● **Work instructions**
1. According to the article on the US–Afghan security pact, until what year could US troops remain in Afghanistan?
2. Copy the passage of the security pact article from "The US and Afghanistan" to "the new agreement." word for word.

US Marines from the 2nd Battalion wait for helicopter transport as part of Operation Khanjar at Camp Dwyer in Helmand Province in Afghanistan.
The US and Afghanistan have reportedly finalized the draft of a mutual security pact indicating that US troops could remain in the country until 2024, according to Afghanistan. However, the US insists that details still need to be clarified.
Afghan politicians will meet in two days to vote on the new agreement.
While the 25-page “Security and Defense Cooperation Agreement Between the United States of America and the Islamic Republic of Afghanistan” is still unsigned, the deal displays a willingness of the US to retain their military outposts for many years while continuing to pay to support Afghan security forces. This could potentially last until 2024, according to the document, which was released for public viewing by NBC News. It also attempted to clarify the ongoing contentious issue of whether the US military would be permitted to search civilian homes.

● **Material**
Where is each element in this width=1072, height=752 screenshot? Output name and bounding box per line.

● **Solution set**
1. Until 2024.

2.
The US and Afghanistan have reportedly finalized the draft of a mutual security pact indicating that US troops could remain in the country until 2024, according to Afghanistan. However, the US insists that details still need to be clarified.
Afghan politicians will meet in two days to vote on the new agreement.